• To be done:
Scan the lines below for the word "used". Copy each line you find it in.

• Recorded data:

:::::

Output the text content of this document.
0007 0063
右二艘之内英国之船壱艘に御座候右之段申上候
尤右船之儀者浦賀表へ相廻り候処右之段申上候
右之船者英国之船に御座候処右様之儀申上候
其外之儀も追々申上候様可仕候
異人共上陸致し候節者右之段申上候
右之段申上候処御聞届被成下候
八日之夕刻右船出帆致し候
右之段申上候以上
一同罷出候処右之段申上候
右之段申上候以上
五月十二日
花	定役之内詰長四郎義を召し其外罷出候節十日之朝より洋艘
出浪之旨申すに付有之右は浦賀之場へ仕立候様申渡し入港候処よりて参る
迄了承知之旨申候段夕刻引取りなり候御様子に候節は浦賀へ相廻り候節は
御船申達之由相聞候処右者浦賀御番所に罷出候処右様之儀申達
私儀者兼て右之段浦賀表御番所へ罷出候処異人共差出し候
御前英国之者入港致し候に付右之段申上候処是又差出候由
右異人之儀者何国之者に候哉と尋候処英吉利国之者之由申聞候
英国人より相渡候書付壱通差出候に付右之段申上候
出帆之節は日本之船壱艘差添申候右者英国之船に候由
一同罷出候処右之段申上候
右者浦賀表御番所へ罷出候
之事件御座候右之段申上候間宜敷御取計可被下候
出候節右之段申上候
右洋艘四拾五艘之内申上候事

:::::

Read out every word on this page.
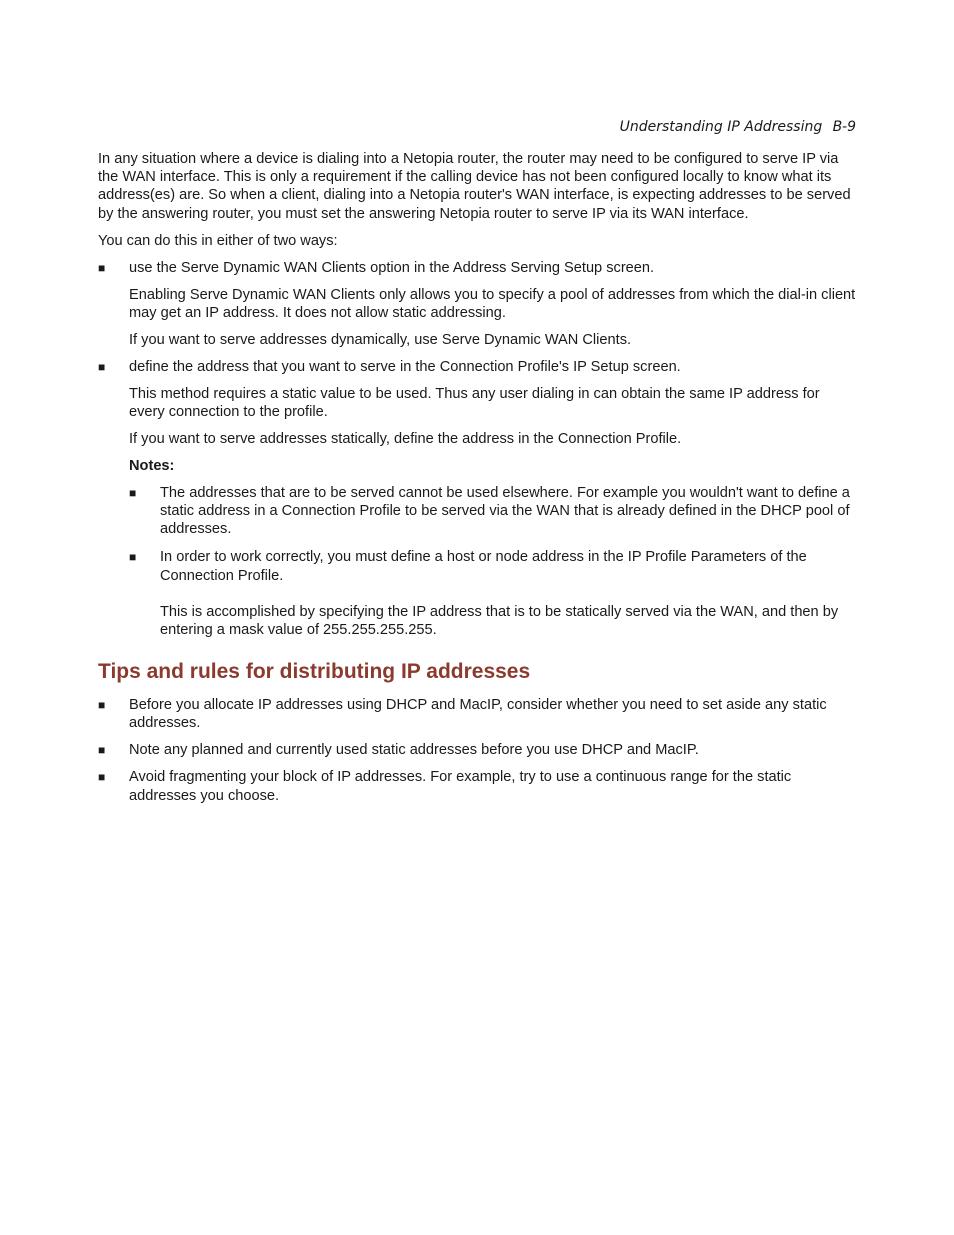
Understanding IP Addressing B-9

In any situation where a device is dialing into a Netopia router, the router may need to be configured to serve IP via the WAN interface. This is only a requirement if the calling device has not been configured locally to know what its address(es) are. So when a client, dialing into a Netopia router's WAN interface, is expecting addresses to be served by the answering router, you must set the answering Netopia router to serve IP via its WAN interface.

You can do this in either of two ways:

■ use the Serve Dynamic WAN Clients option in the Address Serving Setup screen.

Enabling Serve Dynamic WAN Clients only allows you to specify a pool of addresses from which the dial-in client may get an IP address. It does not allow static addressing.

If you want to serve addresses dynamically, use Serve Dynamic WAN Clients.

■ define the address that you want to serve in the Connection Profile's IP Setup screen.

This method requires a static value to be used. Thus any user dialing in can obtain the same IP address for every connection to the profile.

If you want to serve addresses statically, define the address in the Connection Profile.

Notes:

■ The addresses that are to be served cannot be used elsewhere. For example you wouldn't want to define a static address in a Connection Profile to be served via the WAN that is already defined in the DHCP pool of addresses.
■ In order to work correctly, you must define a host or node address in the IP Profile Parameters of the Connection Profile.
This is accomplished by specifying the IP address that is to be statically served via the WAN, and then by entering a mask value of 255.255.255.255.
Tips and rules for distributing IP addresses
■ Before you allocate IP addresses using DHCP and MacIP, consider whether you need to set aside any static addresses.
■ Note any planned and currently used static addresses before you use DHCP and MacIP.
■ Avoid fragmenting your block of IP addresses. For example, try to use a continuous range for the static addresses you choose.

:::::

• Answer in full:
This method requires a static value to be used. Thus any user dialing in can obtain the same IP address for every connection to the profile.
■ The addresses that are to be served cannot be used elsewhere. For example you wouldn't want to define a static address in a Connection Profile to be served via the WAN that is already defined in the DHCP pool of addresses.
■ Note any planned and currently used static addresses before you use DHCP and MacIP.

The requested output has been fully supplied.